• **WHAT IS BEING ASKED**: Repeat the listing exactly as given, omitting every image.

Dataset records:
+++++

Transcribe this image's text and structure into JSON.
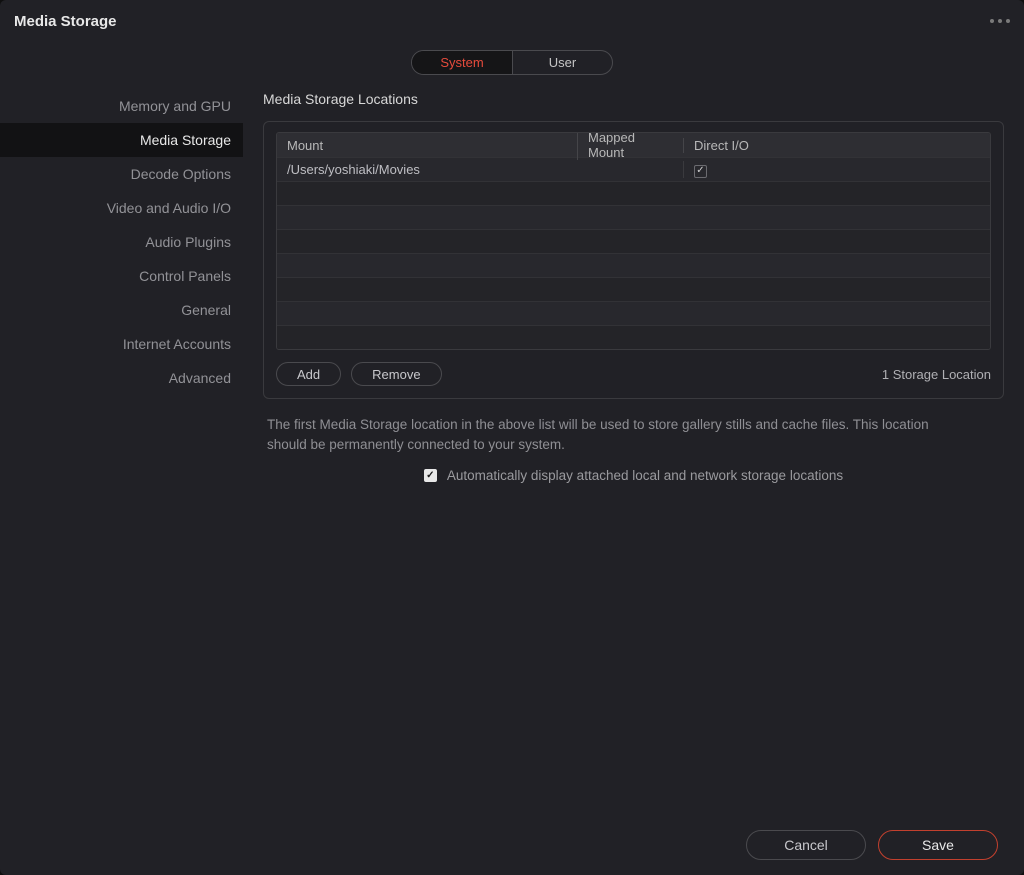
{
  "window": {
    "title": "Media Storage"
  },
  "tabs": {
    "system": "System",
    "user": "User",
    "active": "system"
  },
  "sidebar": {
    "items": [
      {
        "label": "Memory and GPU"
      },
      {
        "label": "Media Storage"
      },
      {
        "label": "Decode Options"
      },
      {
        "label": "Video and Audio I/O"
      },
      {
        "label": "Audio Plugins"
      },
      {
        "label": "Control Panels"
      },
      {
        "label": "General"
      },
      {
        "label": "Internet Accounts"
      },
      {
        "label": "Advanced"
      }
    ],
    "active_index": 1
  },
  "section": {
    "title": "Media Storage Locations"
  },
  "table": {
    "headers": {
      "mount": "Mount",
      "mapped": "Mapped Mount",
      "direct": "Direct I/O"
    },
    "rows": [
      {
        "mount": "/Users/yoshiaki/Movies",
        "mapped": "",
        "direct_io": true
      }
    ],
    "empty_rows": 7
  },
  "panel_buttons": {
    "add": "Add",
    "remove": "Remove"
  },
  "status": {
    "text": "1 Storage Location"
  },
  "help": {
    "text": "The first Media Storage location in the above list will be used to store gallery stills and cache files. This location should be permanently connected to your system."
  },
  "auto_display": {
    "checked": true,
    "label": "Automatically display attached local and network storage locations"
  },
  "footer": {
    "cancel": "Cancel",
    "save": "Save"
  }
}
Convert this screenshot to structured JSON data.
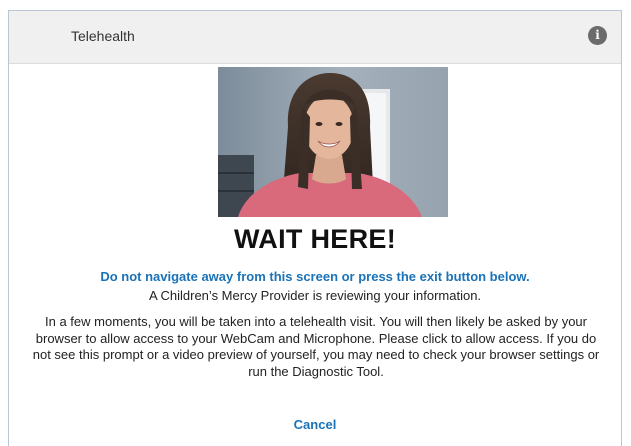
{
  "header": {
    "title": "Telehealth",
    "info_icon": "info-icon",
    "info_glyph": "i"
  },
  "video_preview": {
    "content": "webcam-self-preview"
  },
  "main": {
    "heading": "WAIT HERE!",
    "warning": "Do not navigate away from this screen or press the exit button below.",
    "reviewing": "A Children’s Mercy Provider is reviewing your information.",
    "instructions": "In a few moments, you will be taken into a telehealth visit.  You will then likely be asked by your browser to allow access to your WebCam and Microphone.  Please click to allow access.  If you do not see this prompt or a video preview of yourself, you may need to check your browser settings or run the Diagnostic Tool.",
    "cancel_label": "Cancel"
  },
  "colors": {
    "link_blue": "#1a73b8",
    "header_bg": "#f0f0f0",
    "frame_border": "#b9c6d6"
  }
}
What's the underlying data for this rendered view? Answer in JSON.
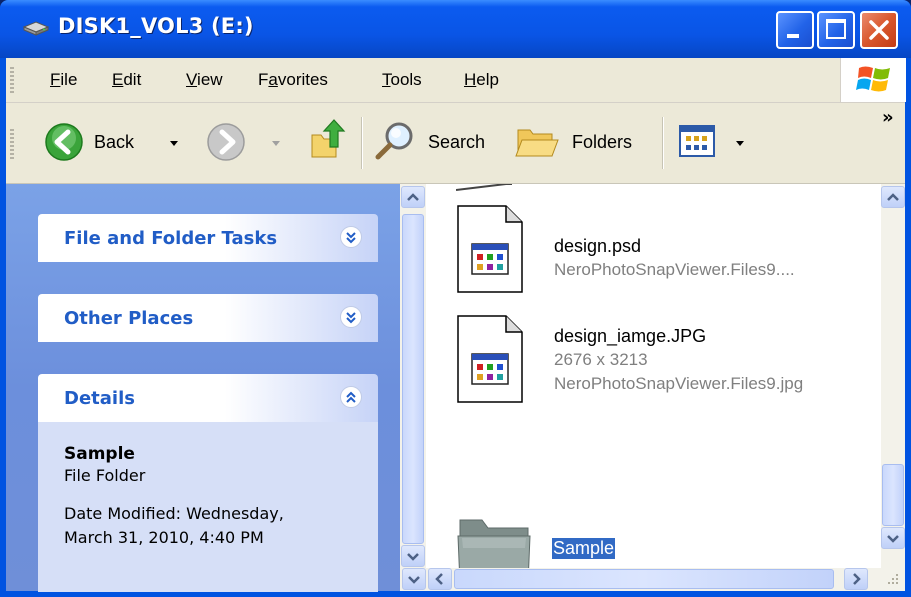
{
  "window": {
    "title": "DISK1_VOL3 (E:)",
    "accent": "#0053e1",
    "close_color": "#d9572c"
  },
  "menubar": {
    "items": [
      {
        "label": "File",
        "mnemonic": "F"
      },
      {
        "label": "Edit",
        "mnemonic": "E"
      },
      {
        "label": "View",
        "mnemonic": "V"
      },
      {
        "label": "Favorites",
        "mnemonic": "a"
      },
      {
        "label": "Tools",
        "mnemonic": "T"
      },
      {
        "label": "Help",
        "mnemonic": "H"
      }
    ]
  },
  "toolbar": {
    "back_label": "Back",
    "search_label": "Search",
    "folders_label": "Folders",
    "chevron": "»"
  },
  "taskpane": {
    "file_tasks_title": "File and Folder Tasks",
    "other_places_title": "Other Places",
    "details_title": "Details",
    "details": {
      "name": "Sample",
      "type": "File Folder",
      "date_line1": "Date Modified: Wednesday,",
      "date_line2": "March 31, 2010, 4:40 PM"
    }
  },
  "files": [
    {
      "name": "design.psd",
      "sub1": "NeroPhotoSnapViewer.Files9....",
      "icon": "image-file-icon"
    },
    {
      "name": "design_iamge.JPG",
      "sub1": "2676 x 3213",
      "sub2": "NeroPhotoSnapViewer.Files9.jpg",
      "icon": "image-file-icon"
    },
    {
      "name": "Sample",
      "icon": "folder-icon",
      "selected": true
    }
  ],
  "colors": {
    "selection": "#316ac5",
    "taskpane_title": "#215dc6"
  }
}
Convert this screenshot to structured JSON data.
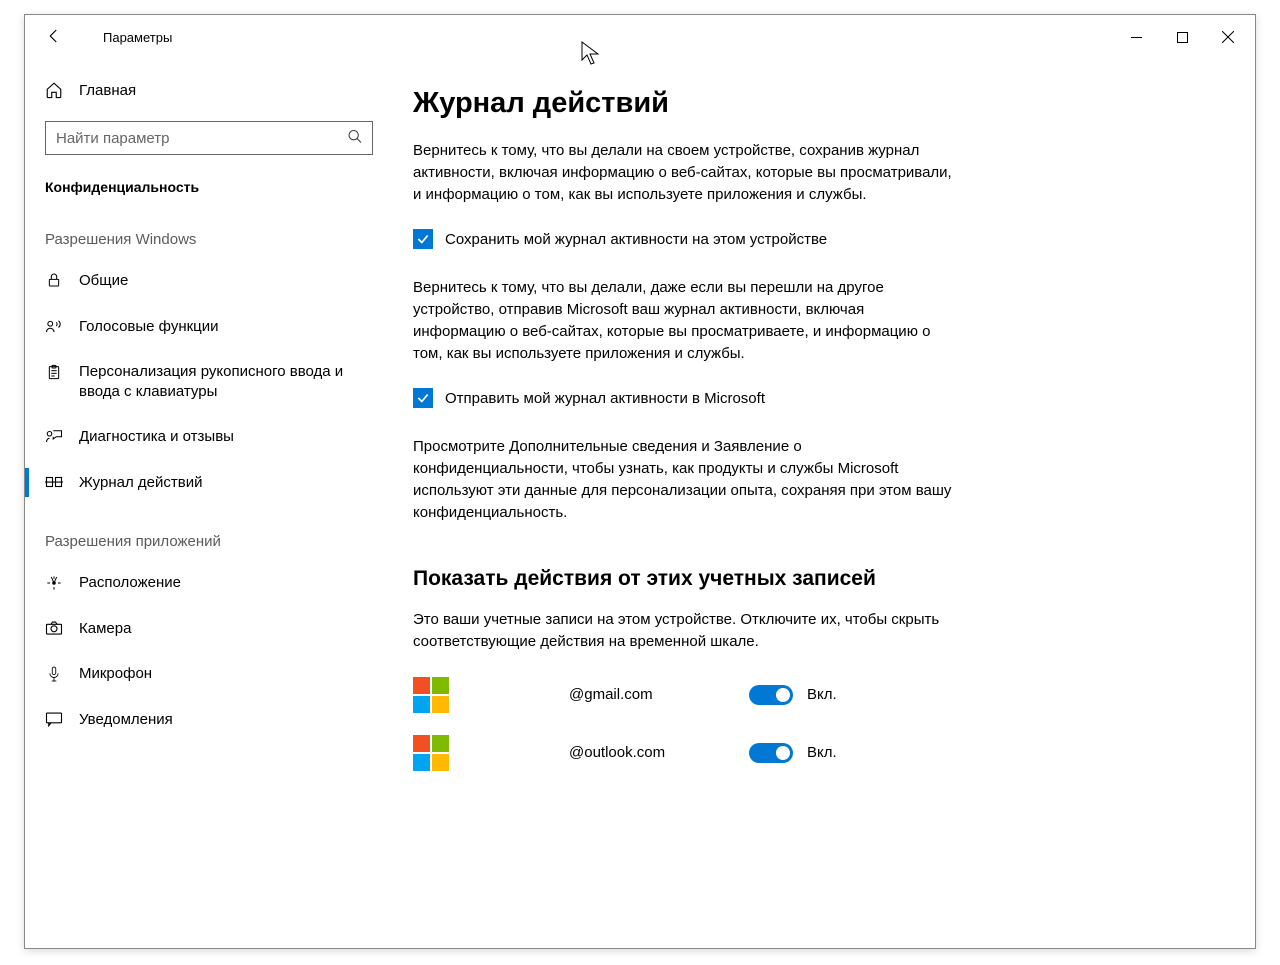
{
  "titlebar": {
    "title": "Параметры"
  },
  "sidebar": {
    "home": "Главная",
    "search_placeholder": "Найти параметр",
    "category": "Конфиденциальность",
    "group1": "Разрешения Windows",
    "items1": [
      {
        "label": "Общие"
      },
      {
        "label": "Голосовые функции"
      },
      {
        "label": "Персонализация рукописного ввода и ввода с клавиатуры"
      },
      {
        "label": "Диагностика и отзывы"
      },
      {
        "label": "Журнал действий"
      }
    ],
    "group2": "Разрешения приложений",
    "items2": [
      {
        "label": "Расположение"
      },
      {
        "label": "Камера"
      },
      {
        "label": "Микрофон"
      },
      {
        "label": "Уведомления"
      }
    ]
  },
  "main": {
    "heading": "Журнал действий",
    "p1": "Вернитесь к тому, что вы делали на своем устройстве, сохранив журнал активности, включая информацию о веб-сайтах, которые вы просматривали, и информацию о том, как вы используете приложения и службы.",
    "cb1": "Сохранить мой журнал активности на этом устройстве",
    "p2": "Вернитесь к тому, что вы делали, даже если вы перешли на другое устройство, отправив Microsoft ваш журнал активности, включая информацию о веб-сайтах, которые вы просматриваете, и информацию о том, как вы используете приложения и службы.",
    "cb2": "Отправить мой журнал активности в Microsoft",
    "p3": "Просмотрите Дополнительные сведения и Заявление о конфиденциальности, чтобы узнать, как продукты и службы Microsoft используют эти данные для персонализации опыта, сохраняя при этом вашу конфиденциальность.",
    "section": "Показать действия от этих учетных записей",
    "p4": "Это ваши учетные записи на этом устройстве. Отключите их, чтобы скрыть соответствующие действия на временной шкале.",
    "accounts": [
      {
        "email": "@gmail.com",
        "state": "Вкл."
      },
      {
        "email": "@outlook.com",
        "state": "Вкл."
      }
    ]
  }
}
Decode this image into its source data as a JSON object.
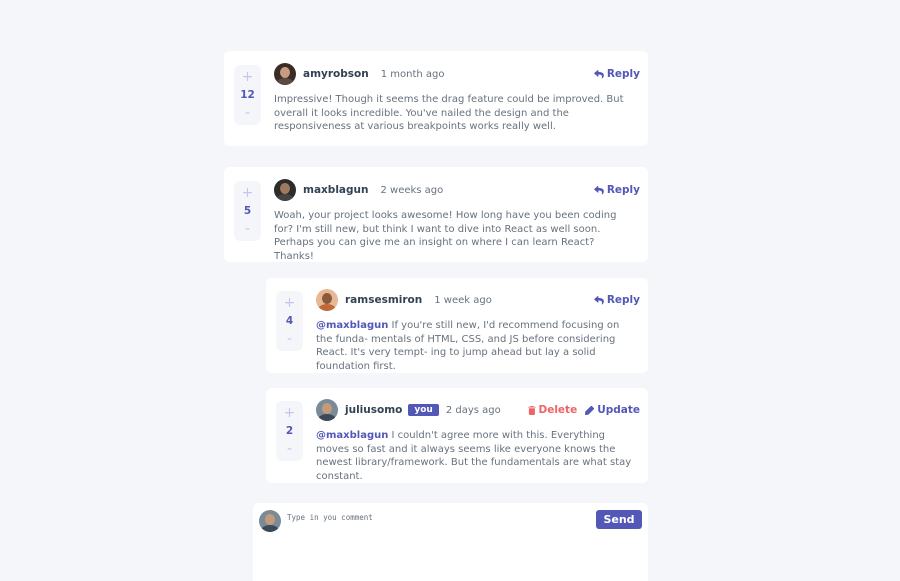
{
  "comments": [
    {
      "score": "12",
      "username": "amyrobson",
      "time": "1 month ago",
      "reply_label": "Reply",
      "content": "Impressive! Though it seems the drag feature could be improved. But overall it looks incredible. You've nailed the design and the responsiveness at various breakpoints works really well."
    },
    {
      "score": "5",
      "username": "maxblagun",
      "time": "2 weeks ago",
      "reply_label": "Reply",
      "content": "Woah, your project looks awesome! How long have you been coding for? I'm still new, but think I want to dive into React as well soon. Perhaps you can give me an insight on where I can learn React? Thanks!"
    }
  ],
  "replies": [
    {
      "score": "4",
      "username": "ramsesmiron",
      "time": "1 week ago",
      "reply_label": "Reply",
      "mention": "@maxblagun",
      "content": " If you're still new, I'd recommend focusing on the funda- mentals of HTML, CSS, and JS before considering React. It's very tempt- ing to jump ahead but lay a solid foundation first."
    },
    {
      "score": "2",
      "username": "juliusomo",
      "you_badge": "you",
      "time": "2 days ago",
      "delete_label": "Delete",
      "update_label": "Update",
      "mention": "@maxblagun",
      "content": " I couldn't agree more with this. Everything moves so fast and it always seems like everyone knows the newest library/framework. But the fundamentals are what stay constant."
    }
  ],
  "vote": {
    "plus": "+",
    "minus": "-"
  },
  "composer": {
    "placeholder": "Type in you comment",
    "send_label": "Send"
  },
  "colors": {
    "accent": "#5357b6",
    "danger": "#ed6368",
    "page_bg": "#f5f6fa",
    "card_bg": "#ffffff"
  },
  "icons": {
    "reply": "reply-arrow-icon",
    "delete": "trash-icon",
    "update": "pencil-icon"
  }
}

+++++

• **TASK ANSWER**:
Transcribe this image's text and structure into JSON.
{
  "window": {
    "title": "Media Storage"
  },
  "tabs": {
    "system": "System",
    "user": "User",
    "active": "system"
  },
  "sidebar": {
    "items": [
      {
        "label": "Memory and GPU"
      },
      {
        "label": "Media Storage"
      },
      {
        "label": "Decode Options"
      },
      {
        "label": "Video and Audio I/O"
      },
      {
        "label": "Audio Plugins"
      },
      {
        "label": "Control Panels"
      },
      {
        "label": "General"
      },
      {
        "label": "Internet Accounts"
      },
      {
        "label": "Advanced"
      }
    ],
    "active_index": 1
  },
  "section": {
    "title": "Media Storage Locations"
  },
  "table": {
    "headers": {
      "mount": "Mount",
      "mapped": "Mapped Mount",
      "direct": "Direct I/O"
    },
    "rows": [
      {
        "mount": "/Users/yoshiaki/Movies",
        "mapped": "",
        "direct_io": true
      }
    ],
    "empty_rows": 7
  },
  "panel_buttons": {
    "add": "Add",
    "remove": "Remove"
  },
  "status": {
    "text": "1 Storage Location"
  },
  "help": {
    "text": "The first Media Storage location in the above list will be used to store gallery stills and cache files. This location should be permanently connected to your system."
  },
  "auto_display": {
    "checked": true,
    "label": "Automatically display attached local and network storage locations"
  },
  "footer": {
    "cancel": "Cancel",
    "save": "Save"
  }
}
Convert this screenshot to structured JSON data.
{
  "header": {
    "title": "Telehealth",
    "info_icon": "info-icon",
    "info_glyph": "i"
  },
  "video_preview": {
    "content": "webcam-self-preview"
  },
  "main": {
    "heading": "WAIT HERE!",
    "warning": "Do not navigate away from this screen or press the exit button below.",
    "reviewing": "A Children’s Mercy Provider is reviewing your information.",
    "instructions": "In a few moments, you will be taken into a telehealth visit.  You will then likely be asked by your browser to allow access to your WebCam and Microphone.  Please click to allow access.  If you do not see this prompt or a video preview of yourself, you may need to check your browser settings or run the Diagnostic Tool.",
    "cancel_label": "Cancel"
  },
  "colors": {
    "link_blue": "#1a73b8",
    "header_bg": "#f0f0f0",
    "frame_border": "#b9c6d6"
  }
}
What's the underlying data for this rendered view? Answer in JSON.
{
  "window": {
    "title": "DISK1_VOL3 (E:)",
    "accent": "#0053e1",
    "close_color": "#d9572c"
  },
  "menubar": {
    "items": [
      {
        "label": "File",
        "mnemonic": "F"
      },
      {
        "label": "Edit",
        "mnemonic": "E"
      },
      {
        "label": "View",
        "mnemonic": "V"
      },
      {
        "label": "Favorites",
        "mnemonic": "a"
      },
      {
        "label": "Tools",
        "mnemonic": "T"
      },
      {
        "label": "Help",
        "mnemonic": "H"
      }
    ]
  },
  "toolbar": {
    "back_label": "Back",
    "search_label": "Search",
    "folders_label": "Folders",
    "chevron": "»"
  },
  "taskpane": {
    "file_tasks_title": "File and Folder Tasks",
    "other_places_title": "Other Places",
    "details_title": "Details",
    "details": {
      "name": "Sample",
      "type": "File Folder",
      "date_line1": "Date Modified: Wednesday,",
      "date_line2": "March 31, 2010, 4:40 PM"
    }
  },
  "files": [
    {
      "name": "design.psd",
      "sub1": "NeroPhotoSnapViewer.Files9....",
      "icon": "image-file-icon"
    },
    {
      "name": "design_iamge.JPG",
      "sub1": "2676 x 3213",
      "sub2": "NeroPhotoSnapViewer.Files9.jpg",
      "icon": "image-file-icon"
    },
    {
      "name": "Sample",
      "icon": "folder-icon",
      "selected": true
    }
  ],
  "colors": {
    "selection": "#316ac5",
    "taskpane_title": "#215dc6"
  }
}
Convert this screenshot to structured JSON data.
{
  "titlebar": {
    "title": "Параметры"
  },
  "sidebar": {
    "home": "Главная",
    "search_placeholder": "Найти параметр",
    "category": "Конфиденциальность",
    "group1": "Разрешения Windows",
    "items1": [
      {
        "label": "Общие"
      },
      {
        "label": "Голосовые функции"
      },
      {
        "label": "Персонализация рукописного ввода и ввода с клавиатуры"
      },
      {
        "label": "Диагностика и отзывы"
      },
      {
        "label": "Журнал действий"
      }
    ],
    "group2": "Разрешения приложений",
    "items2": [
      {
        "label": "Расположение"
      },
      {
        "label": "Камера"
      },
      {
        "label": "Микрофон"
      },
      {
        "label": "Уведомления"
      }
    ]
  },
  "main": {
    "heading": "Журнал действий",
    "p1": "Вернитесь к тому, что вы делали на своем устройстве, сохранив журнал активности, включая информацию о веб-сайтах, которые вы просматривали, и информацию о том, как вы используете приложения и службы.",
    "cb1": "Сохранить мой журнал активности на этом устройстве",
    "p2": "Вернитесь к тому, что вы делали, даже если вы перешли на другое устройство, отправив Microsoft ваш журнал активности, включая информацию о веб-сайтах, которые вы просматриваете, и информацию о том, как вы используете приложения и службы.",
    "cb2": "Отправить мой журнал активности в Microsoft",
    "p3": "Просмотрите Дополнительные сведения и Заявление о конфиденциальности, чтобы узнать, как продукты и службы Microsoft используют эти данные для персонализации опыта, сохраняя при этом вашу конфиденциальность.",
    "section": "Показать действия от этих учетных записей",
    "p4": "Это ваши учетные записи на этом устройстве. Отключите их, чтобы скрыть соответствующие действия на временной шкале.",
    "accounts": [
      {
        "email": "@gmail.com",
        "state": "Вкл."
      },
      {
        "email": "@outlook.com",
        "state": "Вкл."
      }
    ]
  }
}
Decode this image into its source data as a JSON object.
{
  "comments": [
    {
      "score": "12",
      "username": "amyrobson",
      "time": "1 month ago",
      "reply_label": "Reply",
      "content": "Impressive! Though it seems the drag feature could be improved. But overall it looks incredible. You've nailed the design and the responsiveness at various breakpoints works really well."
    },
    {
      "score": "5",
      "username": "maxblagun",
      "time": "2 weeks ago",
      "reply_label": "Reply",
      "content": "Woah, your project looks awesome! How long have you been coding for? I'm still new, but think I want to dive into React as well soon. Perhaps you can give me an insight on where I can learn React? Thanks!"
    }
  ],
  "replies": [
    {
      "score": "4",
      "username": "ramsesmiron",
      "time": "1 week ago",
      "reply_label": "Reply",
      "mention": "@maxblagun",
      "content": " If you're still new, I'd recommend focusing on the funda- mentals of HTML, CSS, and JS before considering React. It's very tempt- ing to jump ahead but lay a solid foundation first."
    },
    {
      "score": "2",
      "username": "juliusomo",
      "you_badge": "you",
      "time": "2 days ago",
      "delete_label": "Delete",
      "update_label": "Update",
      "mention": "@maxblagun",
      "content": " I couldn't agree more with this. Everything moves so fast and it always seems like everyone knows the newest library/framework. But the fundamentals are what stay constant."
    }
  ],
  "vote": {
    "plus": "+",
    "minus": "-"
  },
  "composer": {
    "placeholder": "Type in you comment",
    "send_label": "Send"
  },
  "colors": {
    "accent": "#5357b6",
    "danger": "#ed6368",
    "page_bg": "#f5f6fa",
    "card_bg": "#ffffff"
  },
  "icons": {
    "reply": "reply-arrow-icon",
    "delete": "trash-icon",
    "update": "pencil-icon"
  }
}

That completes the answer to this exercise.